Work to complete
Search the material below for the string "gepolstert" and list each line that holds it.

┄┄┄┄┄┄┄┄┄┄

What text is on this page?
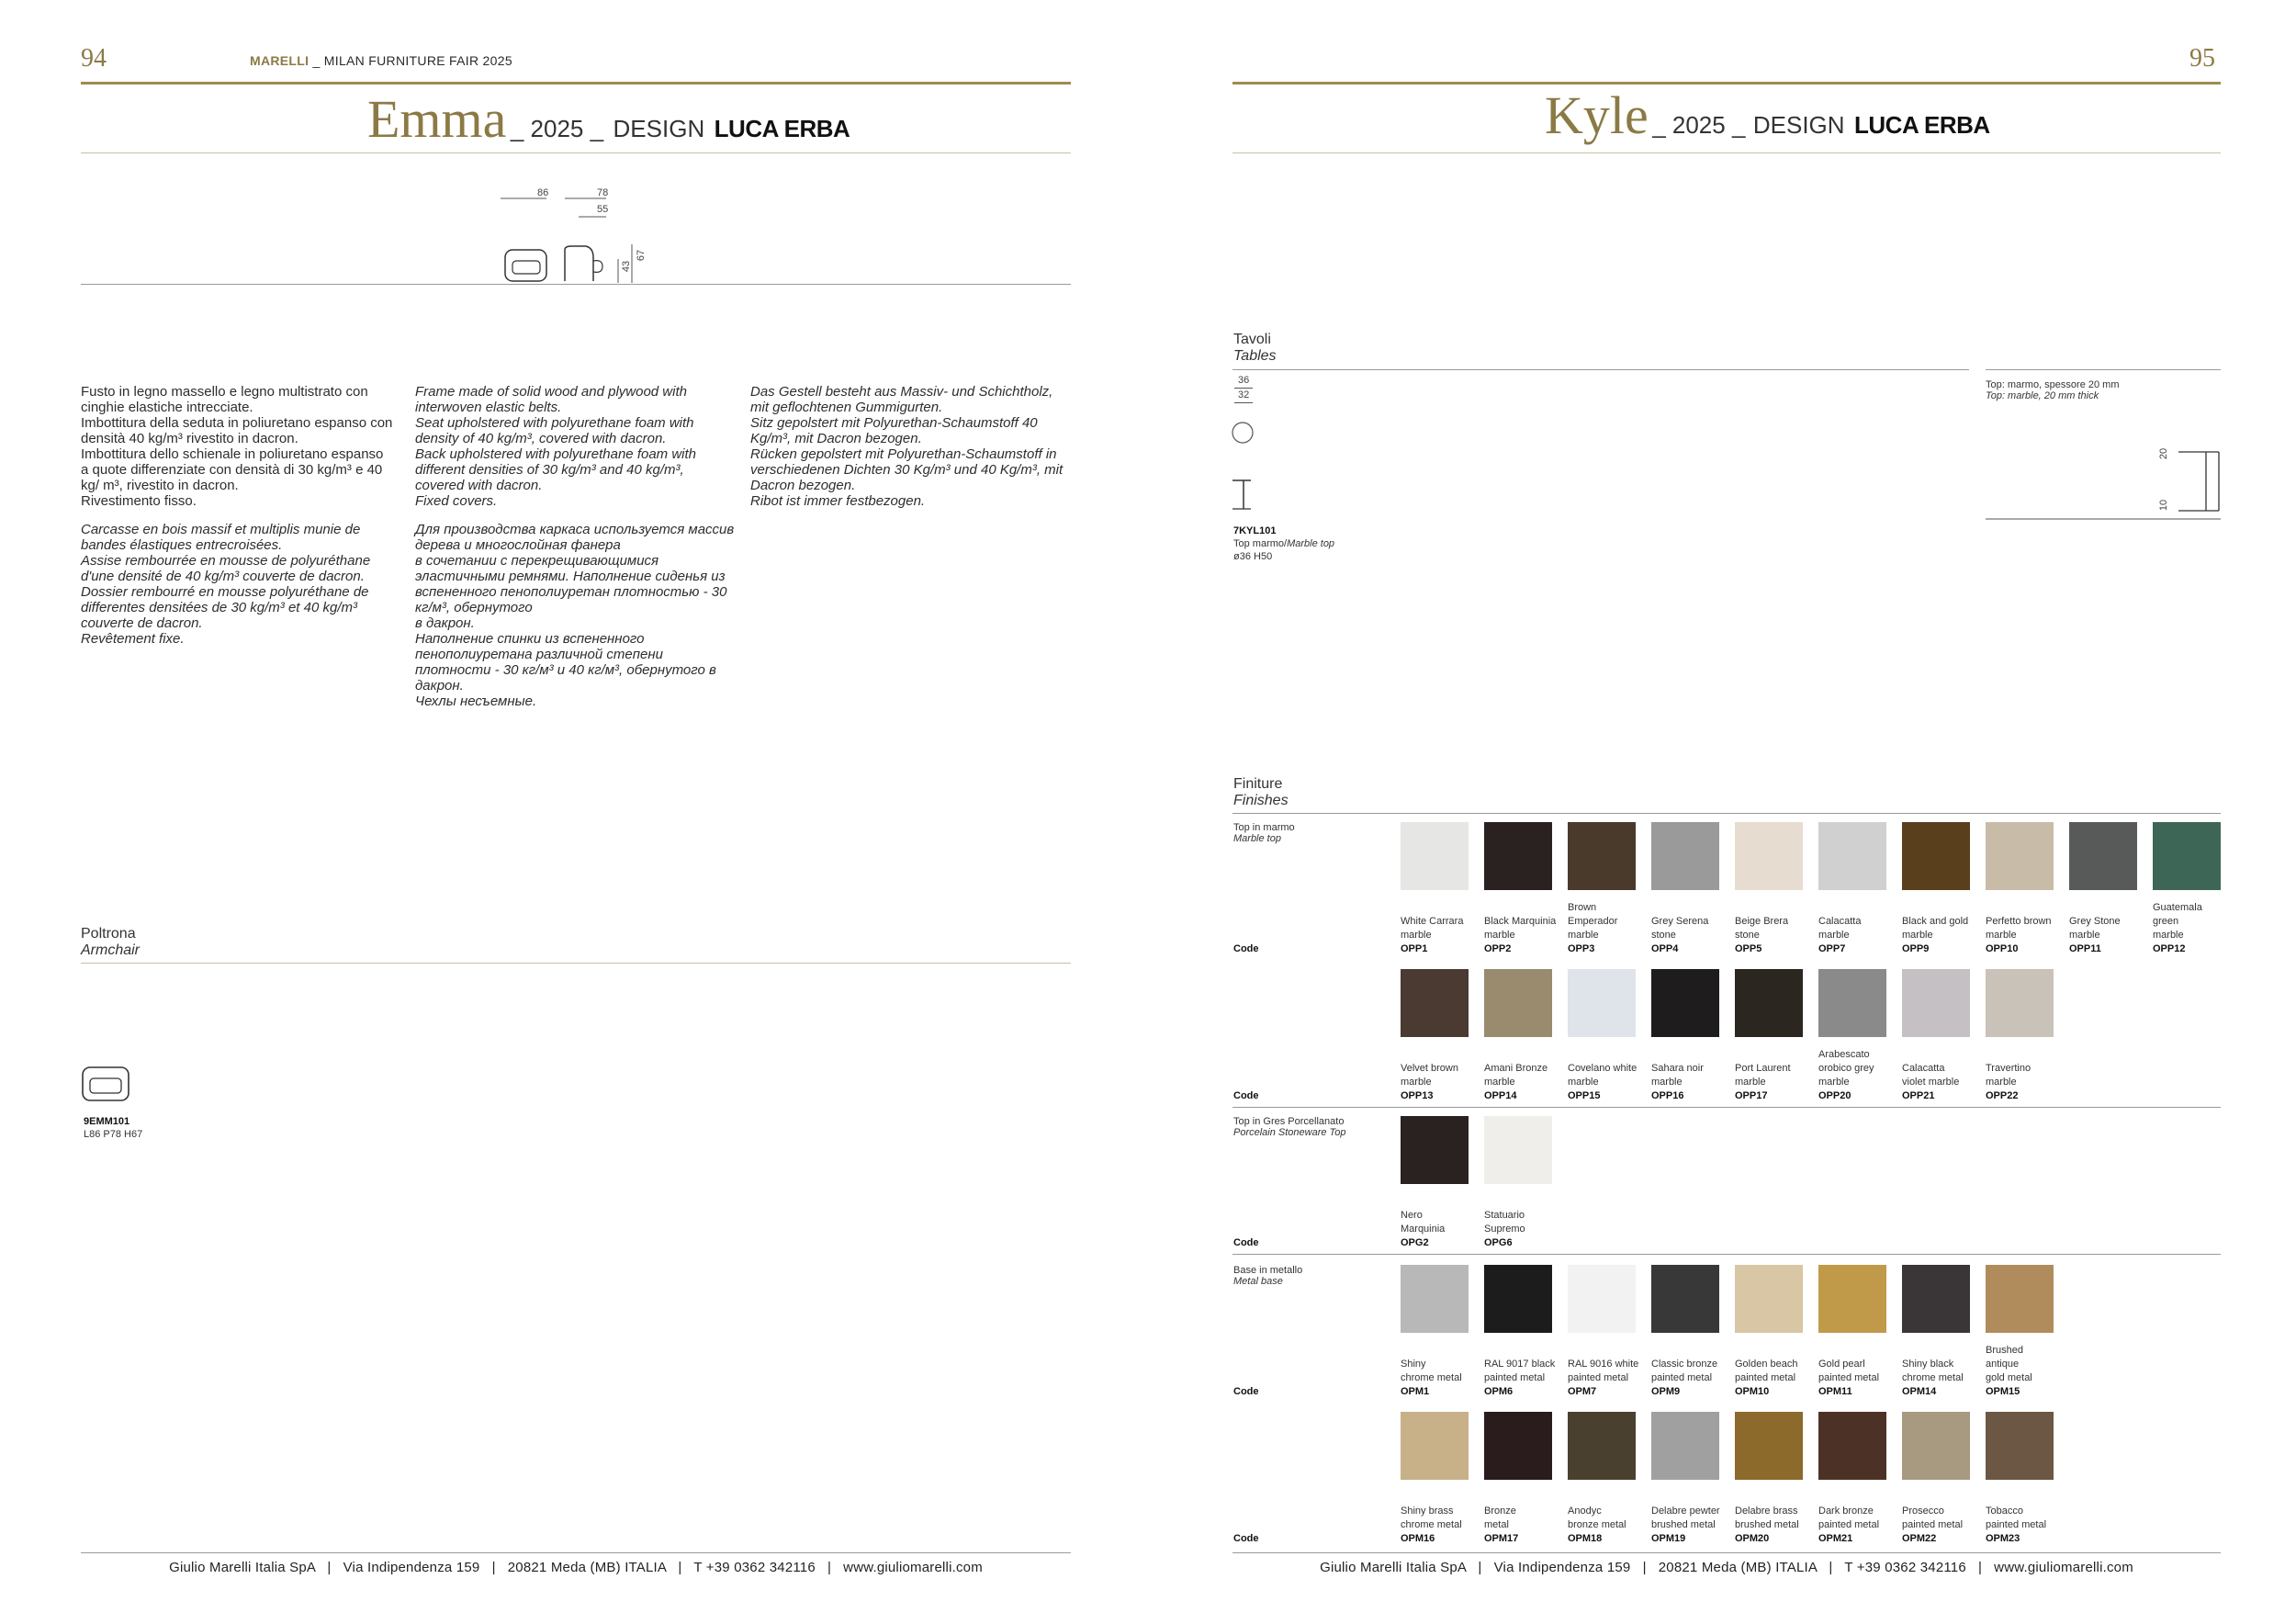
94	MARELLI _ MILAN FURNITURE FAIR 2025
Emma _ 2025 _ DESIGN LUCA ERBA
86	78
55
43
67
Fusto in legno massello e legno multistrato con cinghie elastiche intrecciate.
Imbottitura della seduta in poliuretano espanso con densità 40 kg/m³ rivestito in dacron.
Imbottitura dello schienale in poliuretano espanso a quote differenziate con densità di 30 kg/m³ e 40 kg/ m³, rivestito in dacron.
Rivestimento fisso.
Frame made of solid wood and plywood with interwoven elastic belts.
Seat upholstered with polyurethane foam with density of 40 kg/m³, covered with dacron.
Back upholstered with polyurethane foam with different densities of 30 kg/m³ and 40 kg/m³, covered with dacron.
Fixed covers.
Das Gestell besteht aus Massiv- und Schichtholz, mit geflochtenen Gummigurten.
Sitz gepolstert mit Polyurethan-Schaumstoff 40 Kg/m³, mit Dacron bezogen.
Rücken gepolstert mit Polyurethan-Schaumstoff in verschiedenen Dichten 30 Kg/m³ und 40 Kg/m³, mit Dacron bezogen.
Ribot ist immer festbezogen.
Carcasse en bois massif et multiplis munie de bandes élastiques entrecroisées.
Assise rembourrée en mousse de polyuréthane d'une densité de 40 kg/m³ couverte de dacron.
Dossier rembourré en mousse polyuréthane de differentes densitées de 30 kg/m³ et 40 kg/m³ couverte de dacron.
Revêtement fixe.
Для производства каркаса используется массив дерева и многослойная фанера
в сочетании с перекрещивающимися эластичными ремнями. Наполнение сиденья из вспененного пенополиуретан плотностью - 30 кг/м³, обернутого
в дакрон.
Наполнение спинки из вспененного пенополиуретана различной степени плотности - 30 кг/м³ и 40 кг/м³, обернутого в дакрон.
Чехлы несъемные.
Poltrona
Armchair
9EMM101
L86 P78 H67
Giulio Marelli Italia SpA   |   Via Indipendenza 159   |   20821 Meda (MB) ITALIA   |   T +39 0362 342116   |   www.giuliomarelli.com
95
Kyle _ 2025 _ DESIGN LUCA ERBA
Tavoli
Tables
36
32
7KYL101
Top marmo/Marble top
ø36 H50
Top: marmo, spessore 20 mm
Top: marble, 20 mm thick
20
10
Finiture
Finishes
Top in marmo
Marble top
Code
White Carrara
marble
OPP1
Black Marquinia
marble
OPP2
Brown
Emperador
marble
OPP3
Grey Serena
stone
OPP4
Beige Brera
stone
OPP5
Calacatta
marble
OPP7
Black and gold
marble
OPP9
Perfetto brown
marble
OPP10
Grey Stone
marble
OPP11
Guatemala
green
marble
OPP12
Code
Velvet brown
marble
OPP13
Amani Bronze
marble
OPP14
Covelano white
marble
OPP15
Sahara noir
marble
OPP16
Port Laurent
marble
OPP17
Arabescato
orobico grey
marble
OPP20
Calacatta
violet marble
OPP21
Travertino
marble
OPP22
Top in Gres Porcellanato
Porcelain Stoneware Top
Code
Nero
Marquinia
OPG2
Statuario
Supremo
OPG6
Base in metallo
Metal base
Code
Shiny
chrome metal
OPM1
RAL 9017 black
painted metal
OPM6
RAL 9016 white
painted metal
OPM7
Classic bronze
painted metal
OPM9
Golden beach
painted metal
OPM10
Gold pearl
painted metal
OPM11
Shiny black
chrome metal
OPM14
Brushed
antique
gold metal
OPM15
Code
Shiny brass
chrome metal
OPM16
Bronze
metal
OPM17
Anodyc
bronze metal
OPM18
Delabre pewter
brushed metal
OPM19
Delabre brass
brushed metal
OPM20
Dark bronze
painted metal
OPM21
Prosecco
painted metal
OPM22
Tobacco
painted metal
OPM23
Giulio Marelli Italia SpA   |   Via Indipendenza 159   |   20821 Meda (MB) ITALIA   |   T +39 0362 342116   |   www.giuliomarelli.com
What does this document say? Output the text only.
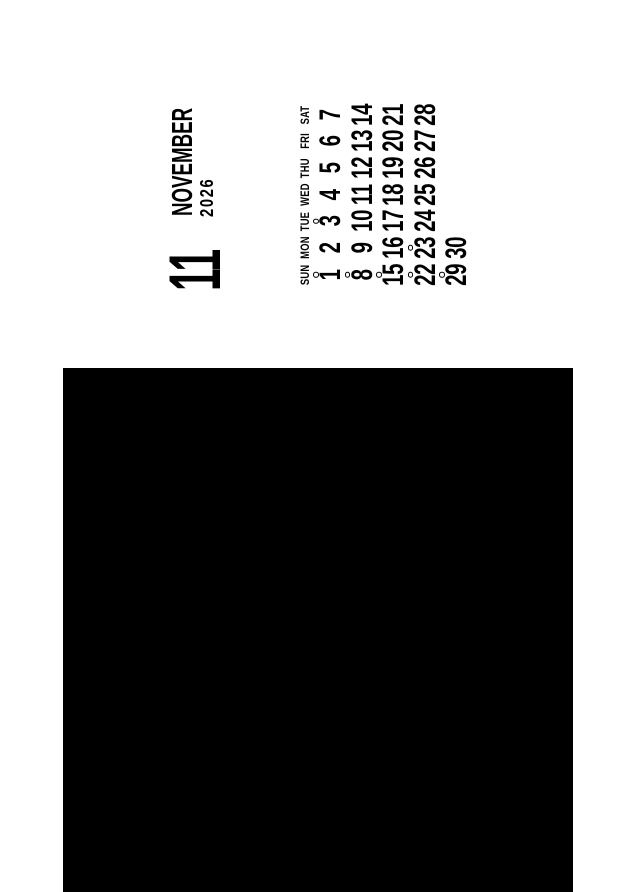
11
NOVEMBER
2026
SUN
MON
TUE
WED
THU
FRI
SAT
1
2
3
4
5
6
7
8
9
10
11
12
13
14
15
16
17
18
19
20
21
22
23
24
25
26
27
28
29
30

┄┄┄┄┄┄┄┄┄┄

Output for this task
Sitz gepolstert mit Polyurethan-Schaumstoff 40 Kg/m³, mit Dacron bezogen.
Rücken gepolstert mit Polyurethan-Schaumstoff in verschiedenen Dichten 30 Kg/m³ und 40 Kg/m³, mit Dacron bezogen.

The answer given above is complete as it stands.